The problem: Below you will find a set of lines. Repeat them all exactly.

Material supplied:
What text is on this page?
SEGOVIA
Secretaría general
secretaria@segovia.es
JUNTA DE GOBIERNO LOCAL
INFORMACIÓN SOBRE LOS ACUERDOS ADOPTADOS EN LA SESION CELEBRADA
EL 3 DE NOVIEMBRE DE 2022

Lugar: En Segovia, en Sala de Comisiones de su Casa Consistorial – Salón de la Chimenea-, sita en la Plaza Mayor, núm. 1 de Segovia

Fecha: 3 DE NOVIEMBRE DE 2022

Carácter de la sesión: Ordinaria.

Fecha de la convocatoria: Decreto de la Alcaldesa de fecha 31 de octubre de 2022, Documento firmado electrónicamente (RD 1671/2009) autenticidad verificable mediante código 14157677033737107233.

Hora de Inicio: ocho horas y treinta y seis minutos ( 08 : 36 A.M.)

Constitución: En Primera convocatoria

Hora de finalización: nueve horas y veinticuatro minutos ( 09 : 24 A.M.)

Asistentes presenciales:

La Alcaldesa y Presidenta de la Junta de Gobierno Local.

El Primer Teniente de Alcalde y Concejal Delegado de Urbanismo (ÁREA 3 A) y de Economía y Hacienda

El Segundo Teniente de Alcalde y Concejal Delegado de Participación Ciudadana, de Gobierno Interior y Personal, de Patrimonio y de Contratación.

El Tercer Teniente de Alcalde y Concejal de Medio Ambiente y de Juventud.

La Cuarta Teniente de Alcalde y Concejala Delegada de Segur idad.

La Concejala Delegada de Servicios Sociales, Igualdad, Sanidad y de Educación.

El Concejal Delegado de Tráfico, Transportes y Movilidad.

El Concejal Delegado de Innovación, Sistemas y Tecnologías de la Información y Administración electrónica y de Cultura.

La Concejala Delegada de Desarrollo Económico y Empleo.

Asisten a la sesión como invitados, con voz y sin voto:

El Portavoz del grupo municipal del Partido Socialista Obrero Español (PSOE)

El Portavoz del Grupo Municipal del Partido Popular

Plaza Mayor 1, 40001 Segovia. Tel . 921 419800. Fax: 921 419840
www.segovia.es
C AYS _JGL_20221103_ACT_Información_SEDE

Full solution:
What text is on this page?
SEGOVIA
Secretaría general
secretaria@segovia.es
JUNTA DE GOBIERNO LOCAL
INFORMACIÓN SOBRE LOS ACUERDOS ADOPTADOS EN LA SESION CELEBRADA
EL 3 DE NOVIEMBRE DE 2022

Lugar: En Segovia, en Sala de Comisiones de su Casa Consistorial – Salón de la Chimenea-, sita en la Plaza Mayor, núm. 1 de Segovia

Fecha: 3 DE NOVIEMBRE DE 2022

Carácter de la sesión: Ordinaria.

Fecha de la convocatoria: Decreto de la Alcaldesa de fecha 31 de octubre de 2022, Documento firmado electrónicamente (RD 1671/2009) autenticidad verificable mediante código 14157677033737107233.

Hora de Inicio: ocho horas y treinta y seis minutos ( 08 : 36 A.M.)

Constitución: En Primera convocatoria

Hora de finalización: nueve horas y veinticuatro minutos ( 09 : 24 A.M.)

Asistentes presenciales:

La Alcaldesa y Presidenta de la Junta de Gobierno Local.

El Primer Teniente de Alcalde y Concejal Delegado de Urbanismo (ÁREA 3 A) y de Economía y Hacienda

El Segundo Teniente de Alcalde y Concejal Delegado de Participación Ciudadana, de Gobierno Interior y Personal, de Patrimonio y de Contratación.

El Tercer Teniente de Alcalde y Concejal de Medio Ambiente y de Juventud.

La Cuarta Teniente de Alcalde y Concejala Delegada de Segur idad.

La Concejala Delegada de Servicios Sociales, Igualdad, Sanidad y de Educación.

El Concejal Delegado de Tráfico, Transportes y Movilidad.

El Concejal Delegado de Innovación, Sistemas y Tecnologías de la Información y Administración electrónica y de Cultura.

La Concejala Delegada de Desarrollo Económico y Empleo.

Asisten a la sesión como invitados, con voz y sin voto:

El Portavoz del grupo municipal del Partido Socialista Obrero Español (PSOE)

El Portavoz del Grupo Municipal del Partido Popular

Plaza Mayor 1, 40001 Segovia. Tel . 921 419800. Fax: 921 419840
www.segovia.es
C AYS _JGL_20221103_ACT_Información_SEDE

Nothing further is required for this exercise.